### TASK REQUIREMENTS:
Quote the records that follow in full and exactly; leave out the pictures.

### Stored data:
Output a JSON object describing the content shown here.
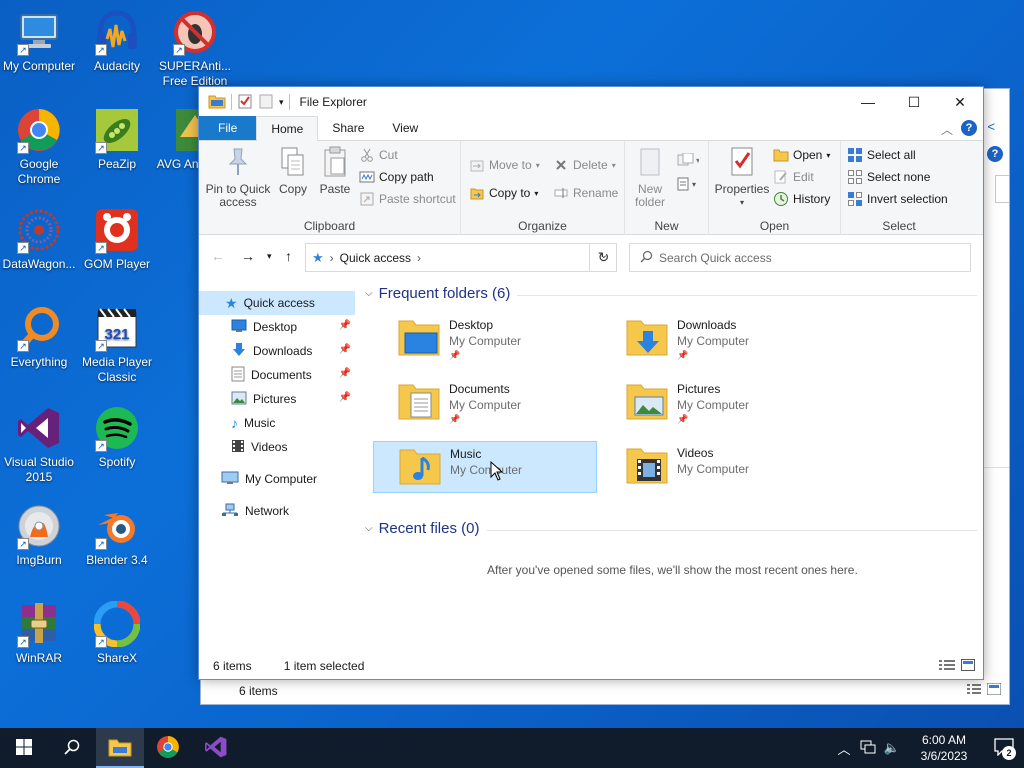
{
  "desktop": {
    "icons": [
      {
        "label": "My Computer",
        "icon": "monitor-icon"
      },
      {
        "label": "Audacity",
        "icon": "audacity-icon"
      },
      {
        "label": "SUPERAnti... Free Edition",
        "icon": "superantispyware-icon"
      },
      {
        "label": "Google Chrome",
        "icon": "chrome-icon"
      },
      {
        "label": "PeaZip",
        "icon": "peazip-icon"
      },
      {
        "label": "AVG Ant... Fre",
        "icon": "avg-icon"
      },
      {
        "label": "DataWagon...",
        "icon": "datawagon-icon"
      },
      {
        "label": "GOM Player",
        "icon": "gom-player-icon"
      },
      {
        "label": "Everything",
        "icon": "everything-icon"
      },
      {
        "label": "Media Player Classic",
        "icon": "mpc-icon"
      },
      {
        "label": "Visual Studio 2015",
        "icon": "visual-studio-icon"
      },
      {
        "label": "Spotify",
        "icon": "spotify-icon"
      },
      {
        "label": "ImgBurn",
        "icon": "imgburn-icon"
      },
      {
        "label": "Blender 3.4",
        "icon": "blender-icon"
      },
      {
        "label": "WinRAR",
        "icon": "winrar-icon"
      },
      {
        "label": "ShareX",
        "icon": "sharex-icon"
      }
    ]
  },
  "window": {
    "title": "File Explorer",
    "controls": {
      "minimize": "—",
      "maximize": "☐",
      "close": "✕"
    },
    "tabs": [
      {
        "label": "File",
        "kind": "file"
      },
      {
        "label": "Home",
        "kind": "active"
      },
      {
        "label": "Share",
        "kind": ""
      },
      {
        "label": "View",
        "kind": ""
      }
    ],
    "ribbon": {
      "clipboard": {
        "label": "Clipboard",
        "pin": "Pin to Quick access",
        "pin_l1": "Pin to Quick",
        "pin_l2": "access",
        "copy": "Copy",
        "paste": "Paste",
        "cut": "Cut",
        "copy_path": "Copy path",
        "paste_shortcut": "Paste shortcut"
      },
      "organize": {
        "label": "Organize",
        "move_to": "Move to",
        "copy_to": "Copy to",
        "delete": "Delete",
        "rename": "Rename"
      },
      "new": {
        "label": "New",
        "new_folder_l1": "New",
        "new_folder_l2": "folder"
      },
      "open": {
        "label": "Open",
        "properties": "Properties",
        "open": "Open",
        "edit": "Edit",
        "history": "History"
      },
      "select": {
        "label": "Select",
        "select_all": "Select all",
        "select_none": "Select none",
        "invert": "Invert selection"
      }
    },
    "address": {
      "crumb": "Quick access",
      "search_placeholder": "Search Quick access"
    },
    "nav": [
      {
        "label": "Quick access",
        "icon": "star-icon",
        "pinned": false
      },
      {
        "label": "Desktop",
        "icon": "desktop-icon",
        "pinned": true
      },
      {
        "label": "Downloads",
        "icon": "download-icon",
        "pinned": true
      },
      {
        "label": "Documents",
        "icon": "document-icon",
        "pinned": true
      },
      {
        "label": "Pictures",
        "icon": "pictures-icon",
        "pinned": true
      },
      {
        "label": "Music",
        "icon": "music-icon",
        "pinned": false
      },
      {
        "label": "Videos",
        "icon": "video-icon",
        "pinned": false
      },
      {
        "label": "My Computer",
        "icon": "computer-icon",
        "pinned": false
      },
      {
        "label": "Network",
        "icon": "network-icon",
        "pinned": false
      }
    ],
    "frequent": {
      "heading": "Frequent folders (6)",
      "folders": [
        {
          "name": "Desktop",
          "location": "My Computer",
          "pinned": true,
          "icon": "desktop-folder-icon"
        },
        {
          "name": "Downloads",
          "location": "My Computer",
          "pinned": true,
          "icon": "downloads-folder-icon"
        },
        {
          "name": "Documents",
          "location": "My Computer",
          "pinned": true,
          "icon": "documents-folder-icon"
        },
        {
          "name": "Pictures",
          "location": "My Computer",
          "pinned": true,
          "icon": "pictures-folder-icon"
        },
        {
          "name": "Music",
          "location": "My Computer",
          "pinned": false,
          "icon": "music-folder-icon",
          "selected": true
        },
        {
          "name": "Videos",
          "location": "My Computer",
          "pinned": false,
          "icon": "videos-folder-icon"
        }
      ]
    },
    "recent": {
      "heading": "Recent files (0)",
      "empty_message": "After you've opened some files, we'll show the most recent ones here."
    },
    "status": {
      "count": "6 items",
      "selected": "1 item selected"
    }
  },
  "background_window": {
    "status": "6 items"
  },
  "taskbar": {
    "clock_time": "6:00 AM",
    "clock_date": "3/6/2023",
    "notification_count": "2"
  },
  "colors": {
    "accent": "#1979ca",
    "selection": "#cce8ff",
    "heading": "#1e3287",
    "taskbar": "#101c2b"
  }
}
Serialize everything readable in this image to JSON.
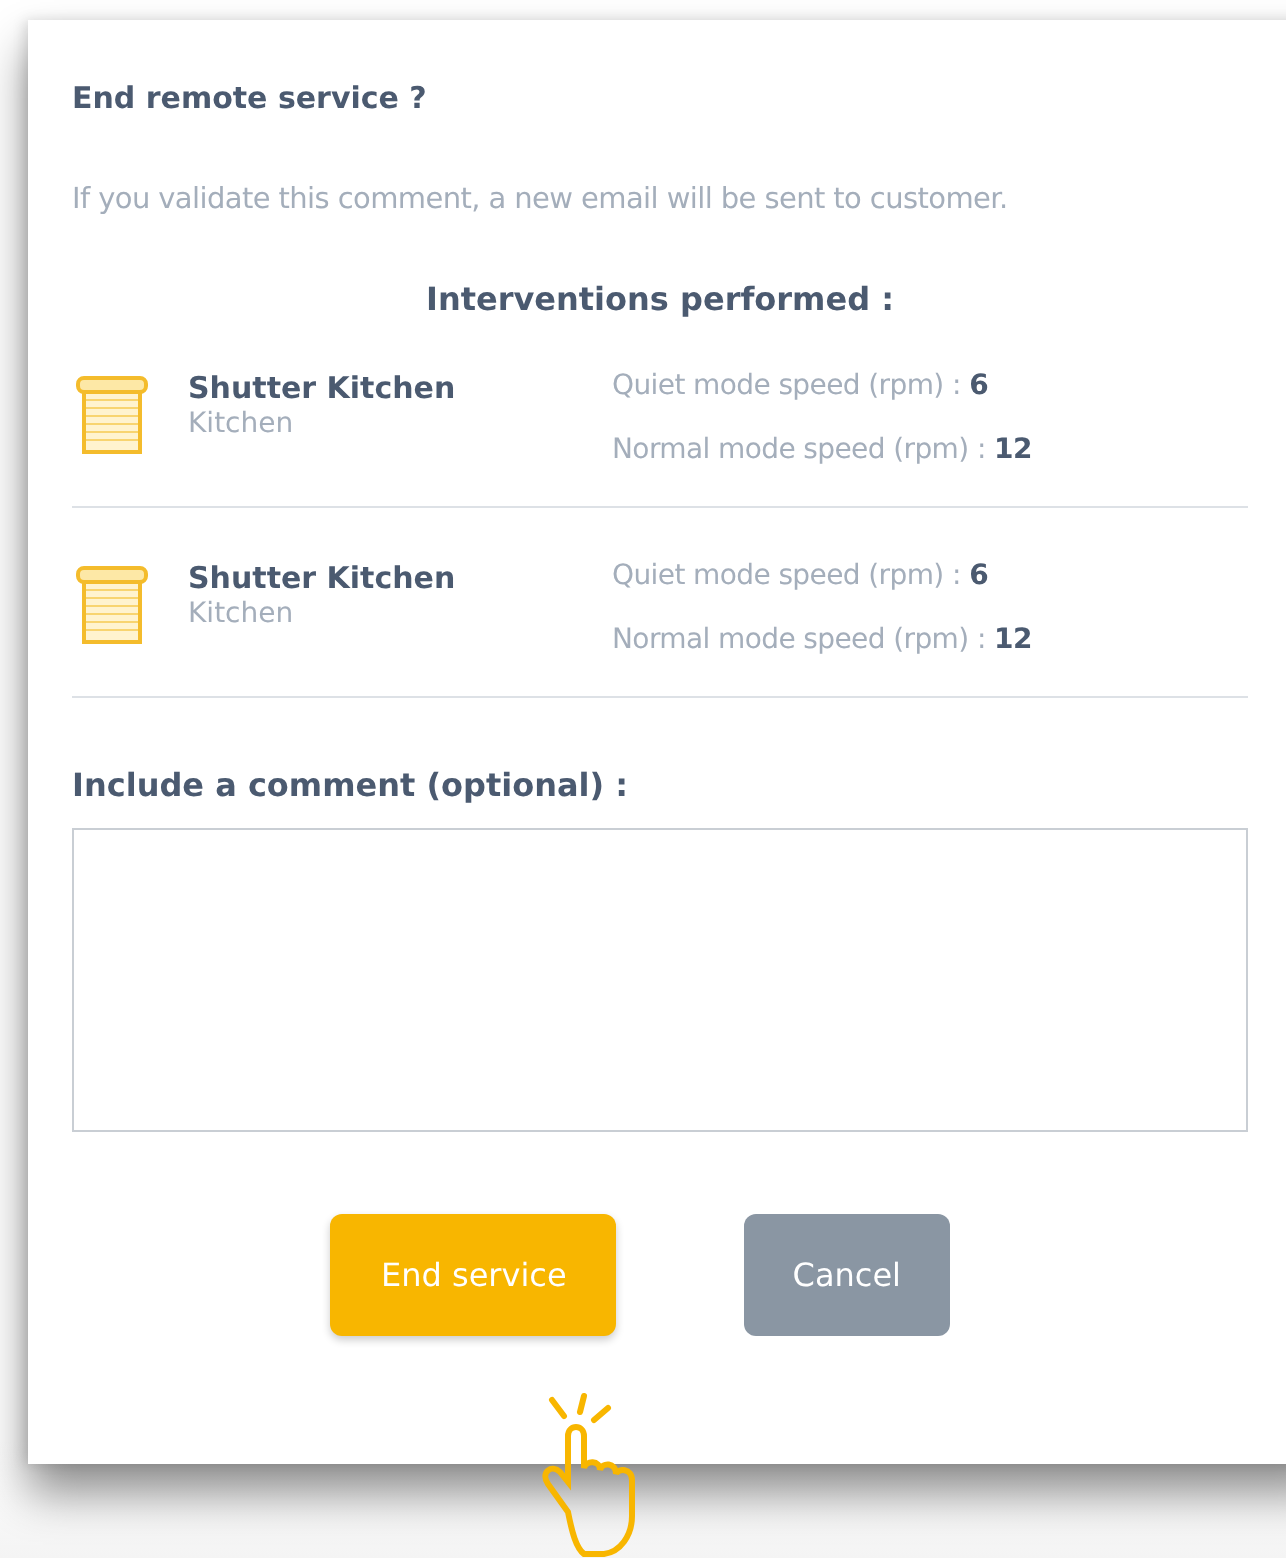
{
  "dialog": {
    "title": "End remote service ?",
    "message": "If you validate this comment, a new email will be sent to customer.",
    "section_title": "Interventions performed :",
    "interventions": [
      {
        "name": "Shutter Kitchen",
        "room": "Kitchen",
        "specs": [
          {
            "label": "Quiet mode speed (rpm) :",
            "value": "6"
          },
          {
            "label": "Normal mode speed (rpm) :",
            "value": "12"
          }
        ]
      },
      {
        "name": "Shutter Kitchen",
        "room": "Kitchen",
        "specs": [
          {
            "label": "Quiet mode speed (rpm) :",
            "value": "6"
          },
          {
            "label": "Normal mode speed (rpm) :",
            "value": "12"
          }
        ]
      }
    ],
    "comment_label": "Include a comment (optional) :",
    "buttons": [
      {
        "label": "End service",
        "kind": "primary"
      },
      {
        "label": "Cancel",
        "kind": "secondary"
      }
    ]
  }
}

### FINISHED EXERCISE:
Output a JSON object describing the content shown here.
{
  "desktop": {
    "icons": [
      {
        "label": "My Computer",
        "icon": "monitor-icon"
      },
      {
        "label": "Audacity",
        "icon": "audacity-icon"
      },
      {
        "label": "SUPERAnti... Free Edition",
        "icon": "superantispyware-icon"
      },
      {
        "label": "Google Chrome",
        "icon": "chrome-icon"
      },
      {
        "label": "PeaZip",
        "icon": "peazip-icon"
      },
      {
        "label": "AVG Ant... Fre",
        "icon": "avg-icon"
      },
      {
        "label": "DataWagon...",
        "icon": "datawagon-icon"
      },
      {
        "label": "GOM Player",
        "icon": "gom-player-icon"
      },
      {
        "label": "Everything",
        "icon": "everything-icon"
      },
      {
        "label": "Media Player Classic",
        "icon": "mpc-icon"
      },
      {
        "label": "Visual Studio 2015",
        "icon": "visual-studio-icon"
      },
      {
        "label": "Spotify",
        "icon": "spotify-icon"
      },
      {
        "label": "ImgBurn",
        "icon": "imgburn-icon"
      },
      {
        "label": "Blender 3.4",
        "icon": "blender-icon"
      },
      {
        "label": "WinRAR",
        "icon": "winrar-icon"
      },
      {
        "label": "ShareX",
        "icon": "sharex-icon"
      }
    ]
  },
  "window": {
    "title": "File Explorer",
    "controls": {
      "minimize": "—",
      "maximize": "☐",
      "close": "✕"
    },
    "tabs": [
      {
        "label": "File",
        "kind": "file"
      },
      {
        "label": "Home",
        "kind": "active"
      },
      {
        "label": "Share",
        "kind": ""
      },
      {
        "label": "View",
        "kind": ""
      }
    ],
    "ribbon": {
      "clipboard": {
        "label": "Clipboard",
        "pin": "Pin to Quick access",
        "pin_l1": "Pin to Quick",
        "pin_l2": "access",
        "copy": "Copy",
        "paste": "Paste",
        "cut": "Cut",
        "copy_path": "Copy path",
        "paste_shortcut": "Paste shortcut"
      },
      "organize": {
        "label": "Organize",
        "move_to": "Move to",
        "copy_to": "Copy to",
        "delete": "Delete",
        "rename": "Rename"
      },
      "new": {
        "label": "New",
        "new_folder_l1": "New",
        "new_folder_l2": "folder"
      },
      "open": {
        "label": "Open",
        "properties": "Properties",
        "open": "Open",
        "edit": "Edit",
        "history": "History"
      },
      "select": {
        "label": "Select",
        "select_all": "Select all",
        "select_none": "Select none",
        "invert": "Invert selection"
      }
    },
    "address": {
      "crumb": "Quick access",
      "search_placeholder": "Search Quick access"
    },
    "nav": [
      {
        "label": "Quick access",
        "icon": "star-icon",
        "pinned": false
      },
      {
        "label": "Desktop",
        "icon": "desktop-icon",
        "pinned": true
      },
      {
        "label": "Downloads",
        "icon": "download-icon",
        "pinned": true
      },
      {
        "label": "Documents",
        "icon": "document-icon",
        "pinned": true
      },
      {
        "label": "Pictures",
        "icon": "pictures-icon",
        "pinned": true
      },
      {
        "label": "Music",
        "icon": "music-icon",
        "pinned": false
      },
      {
        "label": "Videos",
        "icon": "video-icon",
        "pinned": false
      },
      {
        "label": "My Computer",
        "icon": "computer-icon",
        "pinned": false
      },
      {
        "label": "Network",
        "icon": "network-icon",
        "pinned": false
      }
    ],
    "frequent": {
      "heading": "Frequent folders (6)",
      "folders": [
        {
          "name": "Desktop",
          "location": "My Computer",
          "pinned": true,
          "icon": "desktop-folder-icon"
        },
        {
          "name": "Downloads",
          "location": "My Computer",
          "pinned": true,
          "icon": "downloads-folder-icon"
        },
        {
          "name": "Documents",
          "location": "My Computer",
          "pinned": true,
          "icon": "documents-folder-icon"
        },
        {
          "name": "Pictures",
          "location": "My Computer",
          "pinned": true,
          "icon": "pictures-folder-icon"
        },
        {
          "name": "Music",
          "location": "My Computer",
          "pinned": false,
          "icon": "music-folder-icon",
          "selected": true
        },
        {
          "name": "Videos",
          "location": "My Computer",
          "pinned": false,
          "icon": "videos-folder-icon"
        }
      ]
    },
    "recent": {
      "heading": "Recent files (0)",
      "empty_message": "After you've opened some files, we'll show the most recent ones here."
    },
    "status": {
      "count": "6 items",
      "selected": "1 item selected"
    }
  },
  "background_window": {
    "status": "6 items"
  },
  "taskbar": {
    "clock_time": "6:00 AM",
    "clock_date": "3/6/2023",
    "notification_count": "2"
  },
  "colors": {
    "accent": "#1979ca",
    "selection": "#cce8ff",
    "heading": "#1e3287",
    "taskbar": "#101c2b"
  }
}
Serialize everything readable in this image to JSON.
{
  "dialog": {
    "title": "End remote service ?",
    "message": "If you validate this comment, a new email will be sent to customer.",
    "section_title": "Interventions performed :",
    "interventions": [
      {
        "name": "Shutter Kitchen",
        "room": "Kitchen",
        "specs": [
          {
            "label": "Quiet mode speed (rpm) :",
            "value": "6"
          },
          {
            "label": "Normal mode speed (rpm) :",
            "value": "12"
          }
        ]
      },
      {
        "name": "Shutter Kitchen",
        "room": "Kitchen",
        "specs": [
          {
            "label": "Quiet mode speed (rpm) :",
            "value": "6"
          },
          {
            "label": "Normal mode speed (rpm) :",
            "value": "12"
          }
        ]
      }
    ],
    "comment_label": "Include a comment (optional) :",
    "buttons": [
      {
        "label": "End service",
        "kind": "primary"
      },
      {
        "label": "Cancel",
        "kind": "secondary"
      }
    ]
  }
}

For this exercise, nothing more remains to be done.